Input rows:

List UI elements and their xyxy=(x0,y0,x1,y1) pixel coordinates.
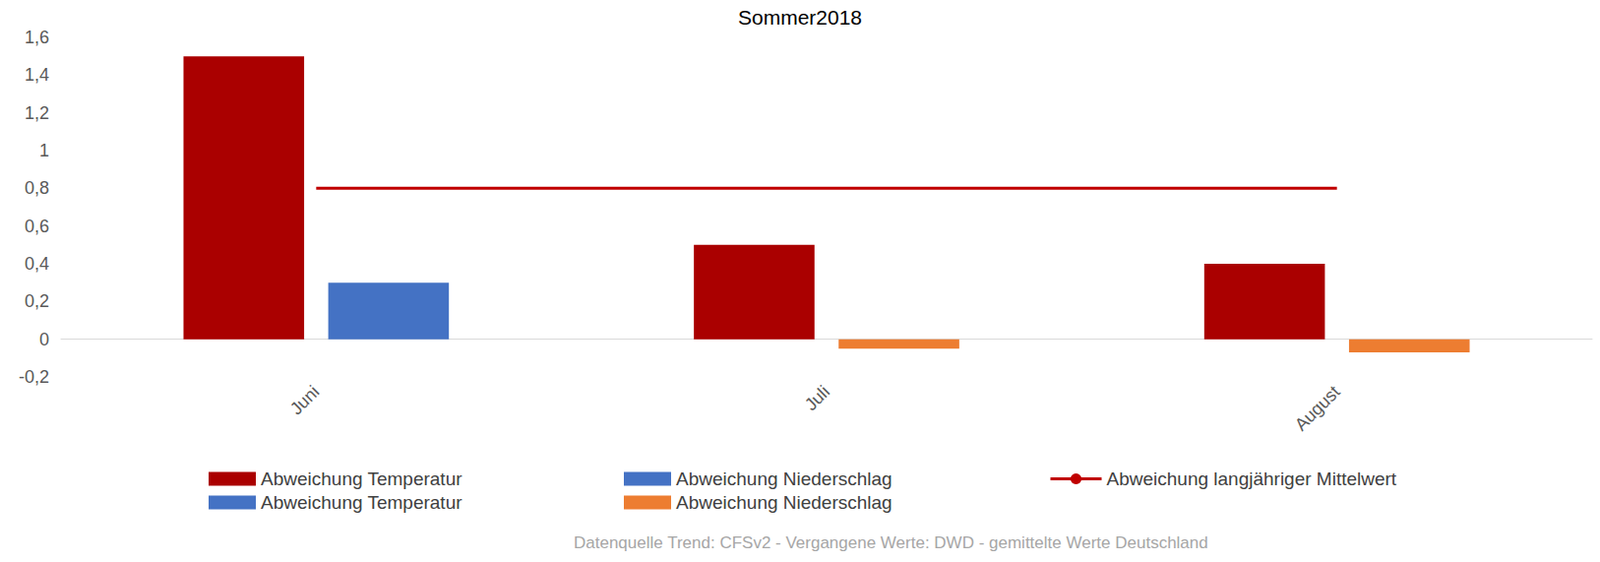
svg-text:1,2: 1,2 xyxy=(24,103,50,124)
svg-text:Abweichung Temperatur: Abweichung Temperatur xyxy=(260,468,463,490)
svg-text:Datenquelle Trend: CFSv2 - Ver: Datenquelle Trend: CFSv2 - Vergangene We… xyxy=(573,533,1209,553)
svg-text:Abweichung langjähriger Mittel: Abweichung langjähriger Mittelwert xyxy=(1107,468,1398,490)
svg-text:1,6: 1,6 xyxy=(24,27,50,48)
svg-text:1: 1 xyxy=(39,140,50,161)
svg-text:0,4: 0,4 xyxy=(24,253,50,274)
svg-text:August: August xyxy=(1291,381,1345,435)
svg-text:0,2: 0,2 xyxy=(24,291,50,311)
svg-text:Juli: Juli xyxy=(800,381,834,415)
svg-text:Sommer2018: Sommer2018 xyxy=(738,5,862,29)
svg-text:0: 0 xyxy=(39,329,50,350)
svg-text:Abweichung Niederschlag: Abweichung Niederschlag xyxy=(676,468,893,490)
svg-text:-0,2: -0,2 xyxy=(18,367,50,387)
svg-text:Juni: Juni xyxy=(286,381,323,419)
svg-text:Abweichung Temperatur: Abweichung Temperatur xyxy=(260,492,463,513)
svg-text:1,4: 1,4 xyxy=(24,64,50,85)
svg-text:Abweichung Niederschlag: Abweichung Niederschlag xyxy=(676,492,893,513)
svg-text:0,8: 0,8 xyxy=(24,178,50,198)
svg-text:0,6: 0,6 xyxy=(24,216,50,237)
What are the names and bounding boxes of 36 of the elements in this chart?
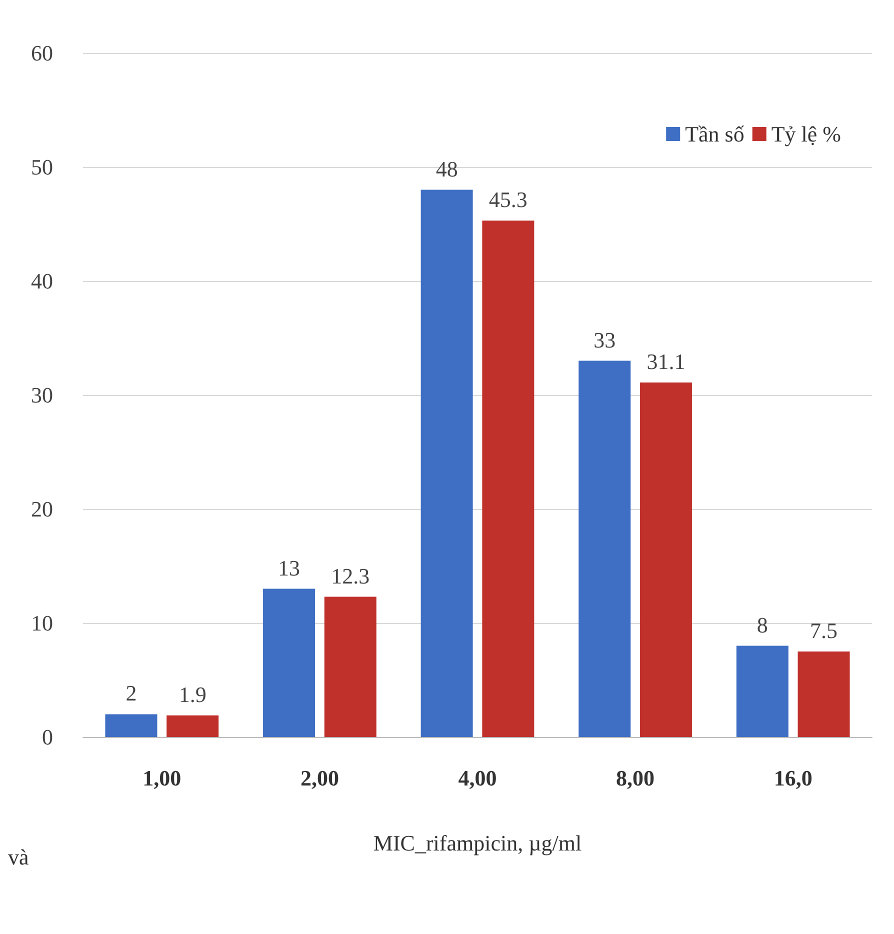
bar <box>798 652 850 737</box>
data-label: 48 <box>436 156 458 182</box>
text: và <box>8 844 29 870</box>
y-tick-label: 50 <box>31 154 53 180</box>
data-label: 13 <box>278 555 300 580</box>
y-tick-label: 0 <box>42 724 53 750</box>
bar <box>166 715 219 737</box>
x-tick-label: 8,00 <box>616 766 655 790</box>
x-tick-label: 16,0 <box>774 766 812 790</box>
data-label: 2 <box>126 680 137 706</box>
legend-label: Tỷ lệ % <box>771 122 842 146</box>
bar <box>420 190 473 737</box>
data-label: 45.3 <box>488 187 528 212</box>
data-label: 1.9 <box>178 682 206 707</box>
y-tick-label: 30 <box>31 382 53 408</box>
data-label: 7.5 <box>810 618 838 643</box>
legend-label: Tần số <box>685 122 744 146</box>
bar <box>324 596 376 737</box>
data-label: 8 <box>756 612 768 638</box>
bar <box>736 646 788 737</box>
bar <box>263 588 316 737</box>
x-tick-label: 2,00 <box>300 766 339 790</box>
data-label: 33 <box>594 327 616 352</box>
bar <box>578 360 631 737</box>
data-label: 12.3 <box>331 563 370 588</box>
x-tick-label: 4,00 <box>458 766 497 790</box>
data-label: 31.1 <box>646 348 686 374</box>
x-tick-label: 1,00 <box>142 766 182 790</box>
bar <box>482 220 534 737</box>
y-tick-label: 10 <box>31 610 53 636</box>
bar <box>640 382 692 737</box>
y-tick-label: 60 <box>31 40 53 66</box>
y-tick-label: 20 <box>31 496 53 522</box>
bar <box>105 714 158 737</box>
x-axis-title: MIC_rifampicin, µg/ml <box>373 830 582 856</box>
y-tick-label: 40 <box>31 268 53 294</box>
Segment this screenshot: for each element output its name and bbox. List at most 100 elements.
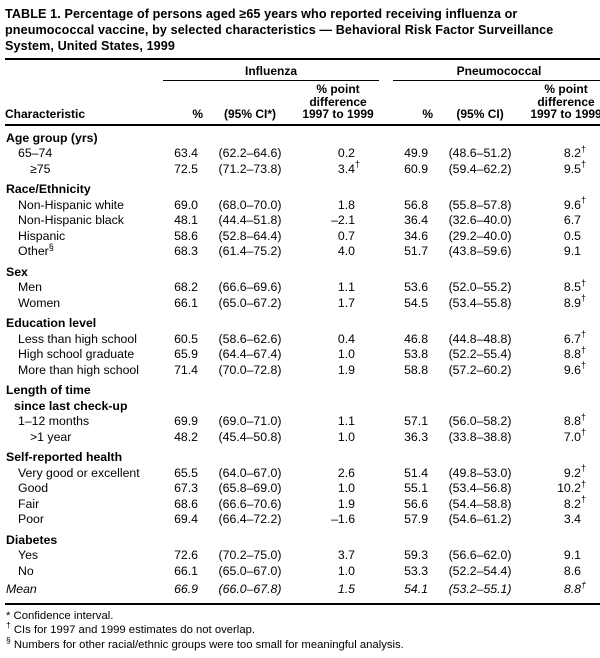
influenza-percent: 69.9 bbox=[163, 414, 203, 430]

Given request: Write out the lines of the entries above as a numbered list, omitting any blank lines. Begin at the line that contains "bar <box>798 652 850 737</box>" and stop after the line that contains "y-tick-label: 10 <box>31 610 53 636</box>".

Complete answer:
1. bar <box>798 652 850 737</box>
2. data-label: 48 <box>436 156 458 182</box>
3. text: và <box>8 844 29 870</box>
4. y-tick-label: 50 <box>31 154 53 180</box>
5. data-label: 13 <box>278 555 300 580</box>
6. y-tick-label: 0 <box>42 724 53 750</box>
7. bar <box>166 715 219 737</box>
8. x-tick-label: 8,00 <box>616 766 655 790</box>
9. x-tick-label: 16,0 <box>774 766 812 790</box>
10. data-label: 2 <box>126 680 137 706</box>
11. legend-label: Tỷ lệ % <box>771 122 842 146</box>
12. bar <box>420 190 473 737</box>
13. data-label: 45.3 <box>488 187 528 212</box>
14. data-label: 1.9 <box>178 682 206 707</box>
15. y-tick-label: 30 <box>31 382 53 408</box>
16. data-label: 7.5 <box>810 618 838 643</box>
17. legend-label: Tần số <box>685 122 744 146</box>
18. bar <box>324 596 376 737</box>
19. data-label: 8 <box>756 612 768 638</box>
20. bar <box>736 646 788 737</box>
21. bar <box>263 588 316 737</box>
22. x-tick-label: 2,00 <box>300 766 339 790</box>
23. data-label: 33 <box>594 327 616 352</box>
24. bar <box>578 360 631 737</box>
25. data-label: 12.3 <box>331 563 370 588</box>
26. x-tick-label: 4,00 <box>458 766 497 790</box>
27. data-label: 31.1 <box>646 348 686 374</box>
28. x-tick-label: 1,00 <box>142 766 182 790</box>
29. bar <box>482 220 534 737</box>
30. y-tick-label: 10 <box>31 610 53 636</box>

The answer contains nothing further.